THE PROBLEM ▸ Please copy out every line starting at the one that contains "find-select-button[interactable]: Find &" and ending at the one that contains "212, 8, 221]", keeping each character unchanged and including both of those lines.

ENTRIES SUPPLIED ▸
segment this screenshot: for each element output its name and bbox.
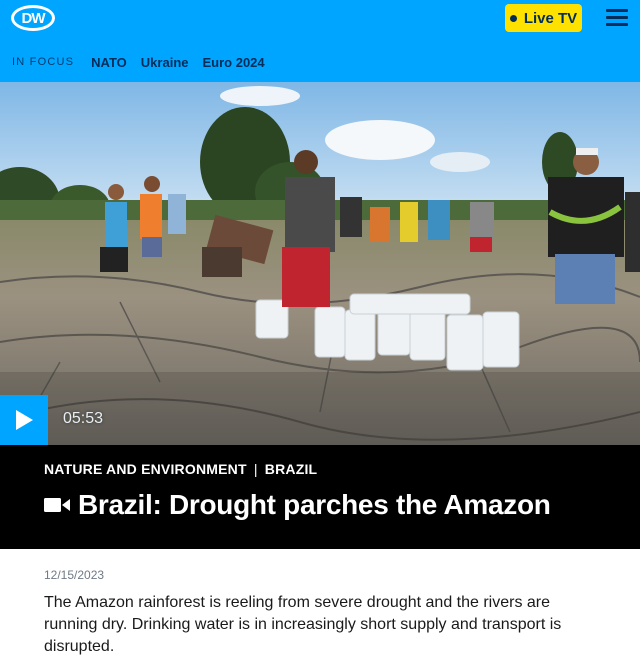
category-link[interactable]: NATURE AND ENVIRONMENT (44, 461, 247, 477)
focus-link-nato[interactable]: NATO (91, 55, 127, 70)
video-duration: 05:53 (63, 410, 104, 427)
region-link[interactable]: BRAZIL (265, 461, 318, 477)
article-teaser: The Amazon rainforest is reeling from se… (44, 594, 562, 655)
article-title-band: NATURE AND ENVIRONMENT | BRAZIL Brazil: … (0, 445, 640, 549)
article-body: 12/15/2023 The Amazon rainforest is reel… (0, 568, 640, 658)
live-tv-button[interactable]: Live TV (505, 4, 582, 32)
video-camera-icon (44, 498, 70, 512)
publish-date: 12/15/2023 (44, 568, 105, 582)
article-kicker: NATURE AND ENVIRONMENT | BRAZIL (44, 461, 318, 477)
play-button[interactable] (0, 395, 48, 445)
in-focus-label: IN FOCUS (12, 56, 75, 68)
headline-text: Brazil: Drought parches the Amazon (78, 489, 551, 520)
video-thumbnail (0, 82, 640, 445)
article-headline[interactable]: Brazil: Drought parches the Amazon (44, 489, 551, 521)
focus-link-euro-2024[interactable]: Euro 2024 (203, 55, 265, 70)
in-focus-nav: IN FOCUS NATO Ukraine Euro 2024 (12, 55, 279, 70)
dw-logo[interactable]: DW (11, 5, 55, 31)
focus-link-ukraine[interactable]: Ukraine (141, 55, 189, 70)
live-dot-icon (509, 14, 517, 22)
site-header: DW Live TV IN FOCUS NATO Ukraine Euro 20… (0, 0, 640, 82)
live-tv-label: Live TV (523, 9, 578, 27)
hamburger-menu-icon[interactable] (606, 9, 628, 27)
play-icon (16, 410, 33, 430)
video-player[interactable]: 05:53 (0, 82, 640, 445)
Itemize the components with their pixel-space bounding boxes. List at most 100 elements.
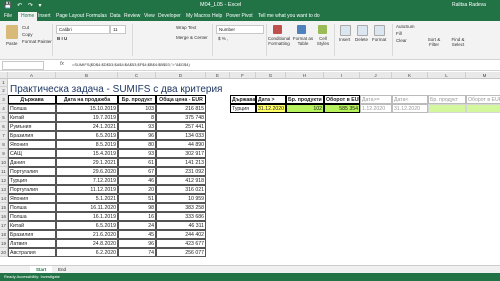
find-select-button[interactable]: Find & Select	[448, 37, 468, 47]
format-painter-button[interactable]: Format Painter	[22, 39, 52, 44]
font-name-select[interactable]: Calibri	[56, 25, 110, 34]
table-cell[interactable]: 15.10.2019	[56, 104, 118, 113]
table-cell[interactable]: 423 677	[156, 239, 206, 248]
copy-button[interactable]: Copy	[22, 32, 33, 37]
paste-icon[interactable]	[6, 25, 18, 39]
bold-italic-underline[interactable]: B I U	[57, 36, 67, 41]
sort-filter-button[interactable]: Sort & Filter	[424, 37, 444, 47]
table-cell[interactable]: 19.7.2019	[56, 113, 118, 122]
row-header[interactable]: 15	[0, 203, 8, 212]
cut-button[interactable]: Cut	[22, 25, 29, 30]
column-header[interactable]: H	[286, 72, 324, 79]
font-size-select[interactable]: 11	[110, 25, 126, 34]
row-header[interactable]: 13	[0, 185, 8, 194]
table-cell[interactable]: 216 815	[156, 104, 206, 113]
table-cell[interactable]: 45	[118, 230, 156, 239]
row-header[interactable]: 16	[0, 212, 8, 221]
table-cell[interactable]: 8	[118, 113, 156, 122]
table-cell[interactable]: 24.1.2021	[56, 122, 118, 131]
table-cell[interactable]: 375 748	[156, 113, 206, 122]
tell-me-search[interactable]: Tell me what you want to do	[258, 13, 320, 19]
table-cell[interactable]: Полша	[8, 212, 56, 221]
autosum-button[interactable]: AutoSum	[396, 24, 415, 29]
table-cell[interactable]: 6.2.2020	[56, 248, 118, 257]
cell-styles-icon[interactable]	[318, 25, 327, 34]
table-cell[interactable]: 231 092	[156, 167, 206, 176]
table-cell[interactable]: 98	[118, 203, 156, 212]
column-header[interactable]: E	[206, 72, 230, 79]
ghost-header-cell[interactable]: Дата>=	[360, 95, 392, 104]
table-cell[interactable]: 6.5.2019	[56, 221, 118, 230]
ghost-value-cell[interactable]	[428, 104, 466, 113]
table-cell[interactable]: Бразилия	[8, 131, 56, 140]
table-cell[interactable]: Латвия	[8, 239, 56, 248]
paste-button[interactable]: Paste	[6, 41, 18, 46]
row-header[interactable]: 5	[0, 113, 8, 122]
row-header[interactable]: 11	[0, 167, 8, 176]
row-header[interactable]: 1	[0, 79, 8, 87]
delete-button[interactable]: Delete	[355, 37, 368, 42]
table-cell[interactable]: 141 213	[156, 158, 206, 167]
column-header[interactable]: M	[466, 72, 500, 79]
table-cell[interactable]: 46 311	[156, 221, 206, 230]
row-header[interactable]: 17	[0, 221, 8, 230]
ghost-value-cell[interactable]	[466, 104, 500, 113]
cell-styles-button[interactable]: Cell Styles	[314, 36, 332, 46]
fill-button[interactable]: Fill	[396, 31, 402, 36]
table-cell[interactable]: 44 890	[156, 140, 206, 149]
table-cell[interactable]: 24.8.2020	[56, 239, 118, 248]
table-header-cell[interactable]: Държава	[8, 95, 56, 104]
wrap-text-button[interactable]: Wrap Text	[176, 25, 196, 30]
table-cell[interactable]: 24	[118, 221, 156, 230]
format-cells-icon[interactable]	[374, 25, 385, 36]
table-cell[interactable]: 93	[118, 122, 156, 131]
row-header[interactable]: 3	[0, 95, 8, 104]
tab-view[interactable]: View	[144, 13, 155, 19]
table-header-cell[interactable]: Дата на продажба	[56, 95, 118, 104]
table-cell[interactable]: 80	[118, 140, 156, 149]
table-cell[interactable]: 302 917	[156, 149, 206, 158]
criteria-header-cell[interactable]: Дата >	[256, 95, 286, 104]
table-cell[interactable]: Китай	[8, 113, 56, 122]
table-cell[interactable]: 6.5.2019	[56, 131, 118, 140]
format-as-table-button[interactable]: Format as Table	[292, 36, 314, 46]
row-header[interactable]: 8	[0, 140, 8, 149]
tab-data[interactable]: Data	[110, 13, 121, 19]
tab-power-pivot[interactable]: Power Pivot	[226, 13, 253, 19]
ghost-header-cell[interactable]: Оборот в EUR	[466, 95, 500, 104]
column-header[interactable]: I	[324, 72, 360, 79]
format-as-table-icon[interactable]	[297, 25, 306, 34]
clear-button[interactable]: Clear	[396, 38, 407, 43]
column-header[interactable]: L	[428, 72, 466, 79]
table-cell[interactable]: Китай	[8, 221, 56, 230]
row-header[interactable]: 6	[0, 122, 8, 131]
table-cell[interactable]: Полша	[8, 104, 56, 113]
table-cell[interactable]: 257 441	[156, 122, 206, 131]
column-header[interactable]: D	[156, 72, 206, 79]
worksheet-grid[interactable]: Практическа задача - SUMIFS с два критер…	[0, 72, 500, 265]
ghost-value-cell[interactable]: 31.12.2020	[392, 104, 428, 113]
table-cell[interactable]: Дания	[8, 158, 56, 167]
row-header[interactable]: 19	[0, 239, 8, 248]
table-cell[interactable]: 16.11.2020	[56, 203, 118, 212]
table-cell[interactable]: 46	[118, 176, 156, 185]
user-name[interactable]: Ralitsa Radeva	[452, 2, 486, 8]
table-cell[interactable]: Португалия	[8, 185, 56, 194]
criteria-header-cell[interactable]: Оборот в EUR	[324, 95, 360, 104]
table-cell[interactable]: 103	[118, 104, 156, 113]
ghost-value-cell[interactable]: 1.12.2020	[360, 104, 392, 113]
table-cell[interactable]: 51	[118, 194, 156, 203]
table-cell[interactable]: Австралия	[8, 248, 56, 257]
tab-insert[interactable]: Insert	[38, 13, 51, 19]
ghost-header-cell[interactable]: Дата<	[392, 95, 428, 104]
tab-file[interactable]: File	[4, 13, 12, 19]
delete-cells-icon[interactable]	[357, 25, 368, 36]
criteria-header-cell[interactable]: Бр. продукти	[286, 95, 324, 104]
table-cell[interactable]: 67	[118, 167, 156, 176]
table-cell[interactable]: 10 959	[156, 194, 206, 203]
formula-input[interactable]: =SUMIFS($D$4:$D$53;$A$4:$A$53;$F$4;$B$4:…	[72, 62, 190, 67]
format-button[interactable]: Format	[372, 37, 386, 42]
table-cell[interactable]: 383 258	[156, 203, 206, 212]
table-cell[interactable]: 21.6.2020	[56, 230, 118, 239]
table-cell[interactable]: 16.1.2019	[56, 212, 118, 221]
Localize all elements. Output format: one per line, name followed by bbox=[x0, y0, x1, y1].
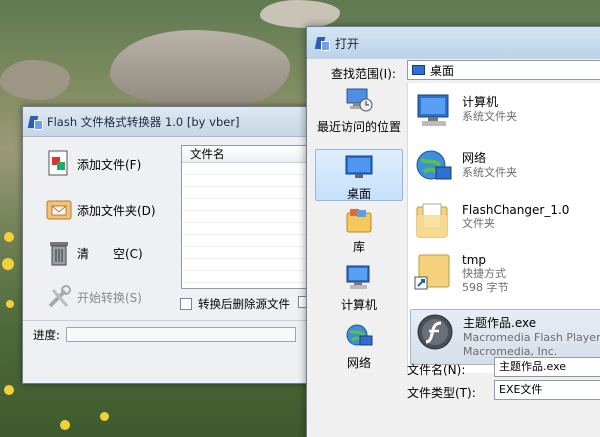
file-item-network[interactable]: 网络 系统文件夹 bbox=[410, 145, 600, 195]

COMPLETE RESPONSE ▸
find-select-button[interactable]: Find & Select	[448, 37, 468, 47]
format-painter-button[interactable]: Format Painter	[22, 39, 52, 44]
font-name-select[interactable]: Calibri	[56, 25, 110, 34]
table-cell[interactable]: 15.10.2019	[56, 104, 118, 113]
table-cell[interactable]: 423 677	[156, 239, 206, 248]
copy-button[interactable]: Copy	[22, 32, 33, 37]
paste-icon[interactable]	[6, 25, 18, 39]
bold-italic-underline[interactable]: B I U	[57, 36, 67, 41]
sort-filter-button[interactable]: Sort & Filter	[424, 37, 444, 47]
table-cell[interactable]: 19.7.2019	[56, 113, 118, 122]
row-header[interactable]: 15	[0, 203, 8, 212]
cut-button[interactable]: Cut	[22, 25, 29, 30]
column-header[interactable]: H	[286, 72, 324, 79]
font-size-select[interactable]: 11	[110, 25, 126, 34]
row-header[interactable]: 13	[0, 185, 8, 194]
table-cell[interactable]: 216 815	[156, 104, 206, 113]
table-cell[interactable]: 45	[118, 230, 156, 239]
row-header[interactable]: 16	[0, 212, 8, 221]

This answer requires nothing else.